▶ **Set problem**:
Copy each line in which the string "教学法的首要条件" occurs.

— BEGIN Data rows —

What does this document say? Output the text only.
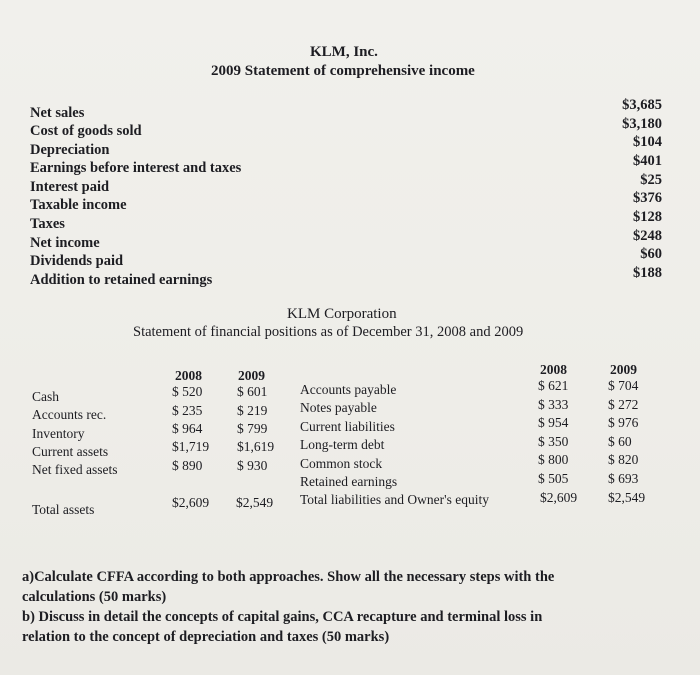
KLM, Inc.
2009 Statement of comprehensive income
Net sales	$3,685
Cost of goods sold	$3,180
Depreciation	$104
Earnings before interest and taxes	$401
Interest paid	$25
Taxable income	$376
Taxes	$128
Net income	$248
Dividends paid	$60
Addition to retained earnings	$188
KLM Corporation
Statement of financial positions as of December 31, 2008 and 2009
2008	2009	2008	2009
Cash	$ 520	$ 601
Accounts rec.	$ 235	$ 219
Inventory	$ 964	$ 799
Current assets	$1,719 $1,619
Net fixed assets	$ 890	$ 930
Total assets	$2,609 $2,549
Accounts payable	$ 621	$ 704
Notes payable	$ 333	$ 272
Current liabilities	$ 954	$ 976
Long-term debt	$ 350	$ 60
Common stock	$ 800	$ 820
Retained earnings	$ 505	$ 693
Total liabilities and Owner's equity	$2,609 $2,549
a)Calculate CFFA according to both approaches. Show all the necessary steps with the
calculations (50 marks)
b) Discuss in detail the concepts of capital gains, CCA recapture and terminal loss in
relation to the concept of depreciation and taxes (50 marks)
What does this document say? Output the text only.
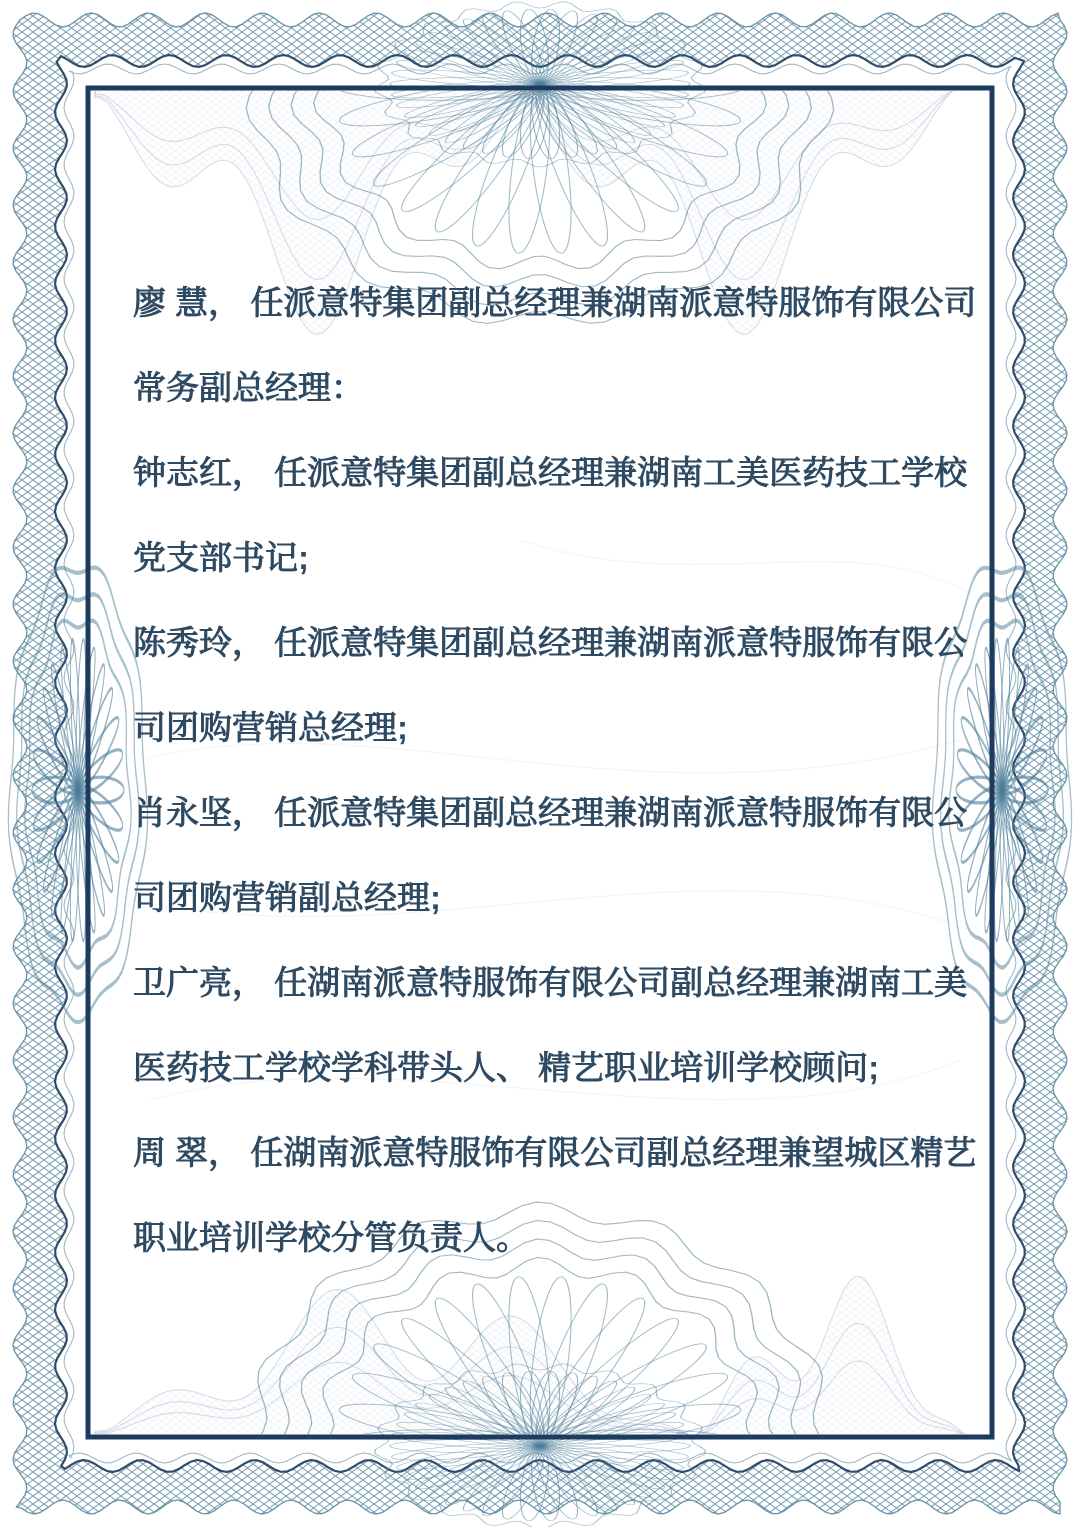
廖 慧， 任派意特集团副总经理兼湖南派意特服饰有限公司
常务副总经理：

钟志红， 任派意特集团副总经理兼湖南工美医药技工学校
党支部书记;

陈秀玲， 任派意特集团副总经理兼湖南派意特服饰有限公
司团购营销总经理;

肖永坚， 任派意特集团副总经理兼湖南派意特服饰有限公
司团购营销副总经理;

卫广亮， 任湖南派意特服饰有限公司副总经理兼湖南工美
医药技工学校学科带头人、 精艺职业培训学校顾问;

周 翠， 任湖南派意特服饰有限公司副总经理兼望城区精艺
职业培训学校分管负责人。
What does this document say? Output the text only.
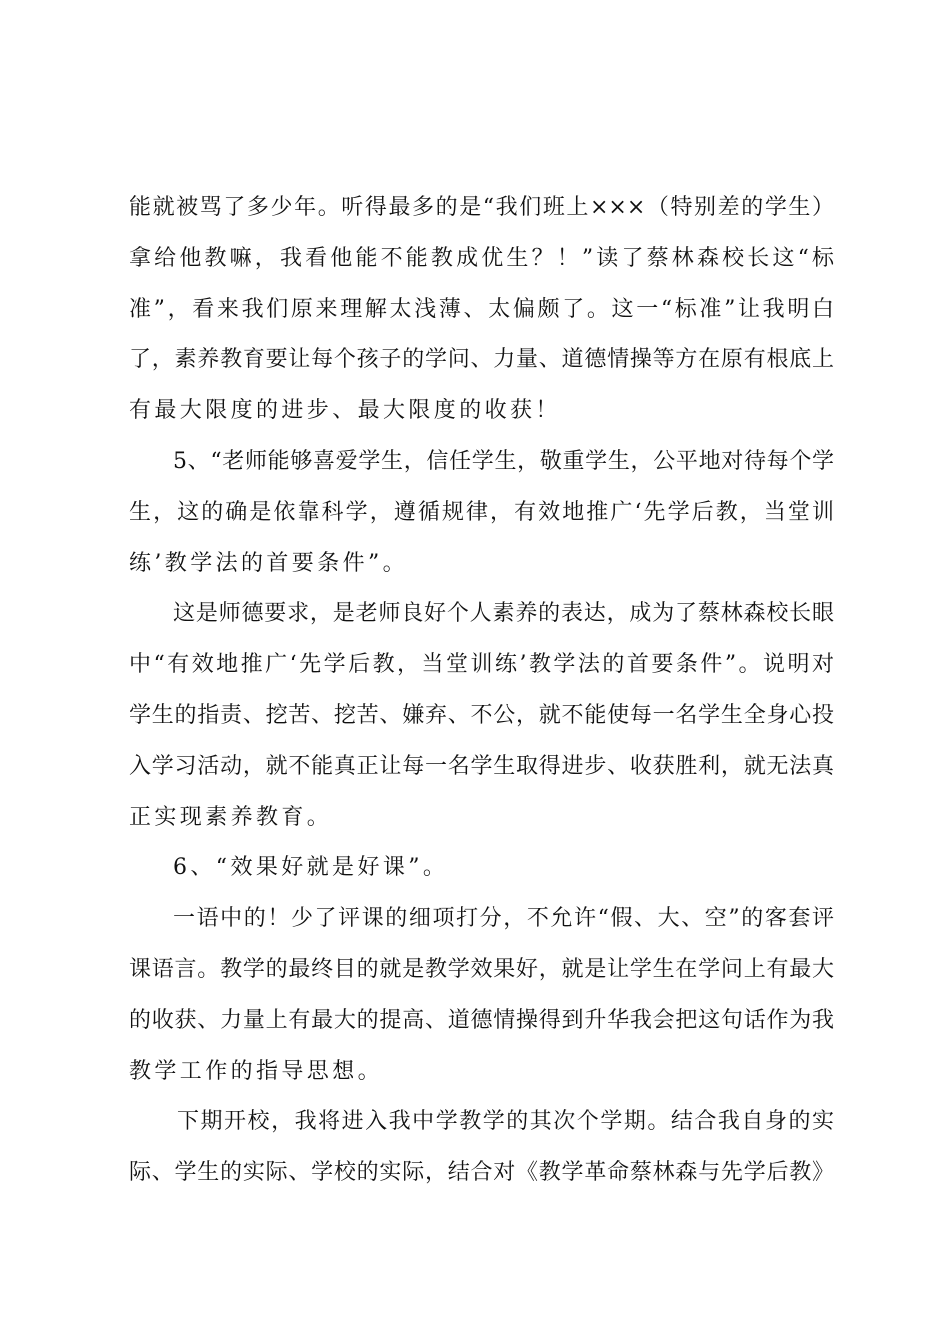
能就被骂了多少年。听得最多的是“我们班上×××（特别差的学生）
拿给他教嘛，我看他能不能教成优生？！”读了蔡林森校长这“标
准”，看来我们原来理解太浅薄、太偏颇了。这一“标准”让我明白
了，素养教育要让每个孩子的学问、力量、道德情操等方在原有根底上
有最大限度的进步、最大限度的收获！
5、“老师能够喜爱学生，信任学生，敬重学生，公平地对待每个学
生，这的确是依靠科学，遵循规律，有效地推广‘先学后教，当堂训
练’教学法的首要条件”。
这是师德要求，是老师良好个人素养的表达，成为了蔡林森校长眼
中“有效地推广‘先学后教，当堂训练’教学法的首要条件”。说明对
学生的指责、挖苦、挖苦、嫌弃、不公，就不能使每一名学生全身心投
入学习活动，就不能真正让每一名学生取得进步、收获胜利，就无法真
正实现素养教育。
6、“效果好就是好课”。
一语中的！少了评课的细项打分，不允许“假、大、空”的客套评
课语言。教学的最终目的就是教学效果好，就是让学生在学问上有最大
的收获、力量上有最大的提高、道德情操得到升华我会把这句话作为我
教学工作的指导思想。
下期开校，我将进入我中学教学的其次个学期。结合我自身的实
际、学生的实际、学校的实际，结合对《教学革命蔡林森与先学后教》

— END Data rows —

▶ **Result for this exercise**:
练’教学法的首要条件”。
中“有效地推广‘先学后教，当堂训练’教学法的首要条件”。说明对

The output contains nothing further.